───── RAW RECORDS

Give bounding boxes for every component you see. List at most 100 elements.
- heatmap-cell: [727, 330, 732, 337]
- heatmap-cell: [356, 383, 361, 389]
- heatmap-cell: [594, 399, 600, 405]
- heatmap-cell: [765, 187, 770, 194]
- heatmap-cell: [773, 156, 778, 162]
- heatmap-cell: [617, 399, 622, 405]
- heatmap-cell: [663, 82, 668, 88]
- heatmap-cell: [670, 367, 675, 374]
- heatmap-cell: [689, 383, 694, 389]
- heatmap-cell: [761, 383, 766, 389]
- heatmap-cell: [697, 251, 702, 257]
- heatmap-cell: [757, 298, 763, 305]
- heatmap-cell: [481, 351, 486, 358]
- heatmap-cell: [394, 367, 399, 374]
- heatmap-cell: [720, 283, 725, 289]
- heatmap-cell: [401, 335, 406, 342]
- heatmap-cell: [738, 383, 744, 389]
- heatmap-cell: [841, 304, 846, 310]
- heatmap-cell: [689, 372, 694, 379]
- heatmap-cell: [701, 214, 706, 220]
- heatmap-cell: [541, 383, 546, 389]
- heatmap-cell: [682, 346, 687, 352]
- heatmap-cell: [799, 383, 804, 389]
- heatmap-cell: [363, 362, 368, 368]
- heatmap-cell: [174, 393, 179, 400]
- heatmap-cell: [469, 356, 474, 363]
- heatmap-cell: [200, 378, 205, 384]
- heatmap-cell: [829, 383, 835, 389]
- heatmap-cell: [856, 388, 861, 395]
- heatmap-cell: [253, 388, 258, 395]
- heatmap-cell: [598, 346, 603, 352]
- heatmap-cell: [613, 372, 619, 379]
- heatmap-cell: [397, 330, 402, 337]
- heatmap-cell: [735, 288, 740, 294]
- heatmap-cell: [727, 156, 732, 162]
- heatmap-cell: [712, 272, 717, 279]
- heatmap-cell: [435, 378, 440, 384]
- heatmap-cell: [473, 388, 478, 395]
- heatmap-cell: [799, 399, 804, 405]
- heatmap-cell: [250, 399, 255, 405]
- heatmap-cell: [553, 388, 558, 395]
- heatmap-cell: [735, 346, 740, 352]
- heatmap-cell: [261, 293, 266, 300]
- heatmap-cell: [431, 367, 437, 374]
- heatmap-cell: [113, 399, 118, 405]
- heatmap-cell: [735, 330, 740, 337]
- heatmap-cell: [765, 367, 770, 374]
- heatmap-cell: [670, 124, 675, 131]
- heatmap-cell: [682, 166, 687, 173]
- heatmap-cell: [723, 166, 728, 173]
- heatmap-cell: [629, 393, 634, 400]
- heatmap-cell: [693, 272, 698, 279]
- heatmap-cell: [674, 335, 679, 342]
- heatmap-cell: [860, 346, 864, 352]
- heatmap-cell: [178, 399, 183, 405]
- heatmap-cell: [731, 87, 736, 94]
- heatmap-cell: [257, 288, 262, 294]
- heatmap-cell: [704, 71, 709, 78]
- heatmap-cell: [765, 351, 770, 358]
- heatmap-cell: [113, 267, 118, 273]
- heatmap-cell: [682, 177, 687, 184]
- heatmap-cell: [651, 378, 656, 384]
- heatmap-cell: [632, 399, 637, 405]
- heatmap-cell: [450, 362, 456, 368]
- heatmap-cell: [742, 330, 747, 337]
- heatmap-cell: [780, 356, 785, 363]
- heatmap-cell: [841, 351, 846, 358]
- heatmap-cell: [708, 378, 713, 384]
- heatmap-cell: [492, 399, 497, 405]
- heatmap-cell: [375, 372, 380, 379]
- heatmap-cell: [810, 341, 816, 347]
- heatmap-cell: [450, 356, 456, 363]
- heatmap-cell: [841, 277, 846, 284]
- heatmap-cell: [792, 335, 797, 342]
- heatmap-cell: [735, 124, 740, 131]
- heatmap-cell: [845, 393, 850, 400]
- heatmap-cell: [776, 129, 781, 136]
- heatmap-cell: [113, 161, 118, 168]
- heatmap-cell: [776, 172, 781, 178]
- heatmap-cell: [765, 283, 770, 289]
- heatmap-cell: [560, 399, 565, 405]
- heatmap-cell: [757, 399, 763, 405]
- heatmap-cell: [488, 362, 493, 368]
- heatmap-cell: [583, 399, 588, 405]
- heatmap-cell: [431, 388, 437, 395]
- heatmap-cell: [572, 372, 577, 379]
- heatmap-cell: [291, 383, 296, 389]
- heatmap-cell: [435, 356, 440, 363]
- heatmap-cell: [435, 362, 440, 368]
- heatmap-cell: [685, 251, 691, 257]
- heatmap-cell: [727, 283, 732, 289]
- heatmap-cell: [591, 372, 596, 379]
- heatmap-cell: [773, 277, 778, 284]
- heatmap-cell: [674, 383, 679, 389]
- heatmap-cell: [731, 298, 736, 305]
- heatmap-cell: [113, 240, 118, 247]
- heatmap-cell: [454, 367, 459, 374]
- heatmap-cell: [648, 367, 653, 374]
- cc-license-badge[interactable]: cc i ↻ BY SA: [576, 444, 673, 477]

──────────

TASK DETAILS: Copy every line of the stored records above character for character, changing nothing.

RESPONSE TO THE EXERCISE:
Give bounding boxes for every component you see. List at most 100 elements.
- heatmap-cell: [727, 330, 732, 337]
- heatmap-cell: [356, 383, 361, 389]
- heatmap-cell: [594, 399, 600, 405]
- heatmap-cell: [765, 187, 770, 194]
- heatmap-cell: [773, 156, 778, 162]
- heatmap-cell: [617, 399, 622, 405]
- heatmap-cell: [663, 82, 668, 88]
- heatmap-cell: [670, 367, 675, 374]
- heatmap-cell: [689, 383, 694, 389]
- heatmap-cell: [761, 383, 766, 389]
- heatmap-cell: [697, 251, 702, 257]
- heatmap-cell: [757, 298, 763, 305]
- heatmap-cell: [481, 351, 486, 358]
- heatmap-cell: [394, 367, 399, 374]
- heatmap-cell: [720, 283, 725, 289]
- heatmap-cell: [401, 335, 406, 342]
- heatmap-cell: [738, 383, 744, 389]
- heatmap-cell: [841, 304, 846, 310]
- heatmap-cell: [689, 372, 694, 379]
- heatmap-cell: [701, 214, 706, 220]
- heatmap-cell: [541, 383, 546, 389]
- heatmap-cell: [682, 346, 687, 352]
- heatmap-cell: [799, 383, 804, 389]
- heatmap-cell: [363, 362, 368, 368]
- heatmap-cell: [174, 393, 179, 400]
- heatmap-cell: [469, 356, 474, 363]
- heatmap-cell: [200, 378, 205, 384]
- heatmap-cell: [829, 383, 835, 389]
- heatmap-cell: [856, 388, 861, 395]
- heatmap-cell: [253, 388, 258, 395]
- heatmap-cell: [598, 346, 603, 352]
- heatmap-cell: [613, 372, 619, 379]
- heatmap-cell: [397, 330, 402, 337]
- heatmap-cell: [735, 288, 740, 294]
- heatmap-cell: [727, 156, 732, 162]
- heatmap-cell: [712, 272, 717, 279]
- heatmap-cell: [435, 378, 440, 384]
- heatmap-cell: [473, 388, 478, 395]
- heatmap-cell: [799, 399, 804, 405]
- heatmap-cell: [250, 399, 255, 405]
- heatmap-cell: [553, 388, 558, 395]
- heatmap-cell: [735, 346, 740, 352]
- heatmap-cell: [261, 293, 266, 300]
- heatmap-cell: [431, 367, 437, 374]
- heatmap-cell: [113, 399, 118, 405]
- heatmap-cell: [735, 330, 740, 337]
- heatmap-cell: [765, 367, 770, 374]
- heatmap-cell: [670, 124, 675, 131]
- heatmap-cell: [682, 166, 687, 173]
- heatmap-cell: [723, 166, 728, 173]
- heatmap-cell: [629, 393, 634, 400]
- heatmap-cell: [693, 272, 698, 279]
- heatmap-cell: [674, 335, 679, 342]
- heatmap-cell: [860, 346, 864, 352]
- heatmap-cell: [178, 399, 183, 405]
- heatmap-cell: [731, 87, 736, 94]
- heatmap-cell: [257, 288, 262, 294]
- heatmap-cell: [704, 71, 709, 78]
- heatmap-cell: [765, 351, 770, 358]
- heatmap-cell: [113, 267, 118, 273]
- heatmap-cell: [682, 177, 687, 184]
- heatmap-cell: [651, 378, 656, 384]
- heatmap-cell: [632, 399, 637, 405]
- heatmap-cell: [450, 362, 456, 368]
- heatmap-cell: [742, 330, 747, 337]
- heatmap-cell: [780, 356, 785, 363]
- heatmap-cell: [841, 351, 846, 358]
- heatmap-cell: [708, 378, 713, 384]
- heatmap-cell: [492, 399, 497, 405]
- heatmap-cell: [375, 372, 380, 379]
- heatmap-cell: [810, 341, 816, 347]
- heatmap-cell: [450, 356, 456, 363]
- heatmap-cell: [841, 277, 846, 284]
- heatmap-cell: [792, 335, 797, 342]
- heatmap-cell: [735, 124, 740, 131]
- heatmap-cell: [845, 393, 850, 400]
- heatmap-cell: [776, 129, 781, 136]
- heatmap-cell: [113, 161, 118, 168]
- heatmap-cell: [776, 172, 781, 178]
- heatmap-cell: [765, 283, 770, 289]
- heatmap-cell: [560, 399, 565, 405]
- heatmap-cell: [757, 399, 763, 405]
- heatmap-cell: [488, 362, 493, 368]
- heatmap-cell: [583, 399, 588, 405]
- heatmap-cell: [431, 388, 437, 395]
- heatmap-cell: [572, 372, 577, 379]
- heatmap-cell: [291, 383, 296, 389]
- heatmap-cell: [435, 356, 440, 363]
- heatmap-cell: [435, 362, 440, 368]
- heatmap-cell: [685, 251, 691, 257]
- heatmap-cell: [727, 283, 732, 289]
- heatmap-cell: [591, 372, 596, 379]
- heatmap-cell: [773, 277, 778, 284]
- heatmap-cell: [674, 383, 679, 389]
- heatmap-cell: [731, 298, 736, 305]
- heatmap-cell: [113, 240, 118, 247]
- heatmap-cell: [454, 367, 459, 374]
- heatmap-cell: [648, 367, 653, 374]
- cc-license-badge[interactable]: cc i ↻ BY SA: [576, 444, 673, 477]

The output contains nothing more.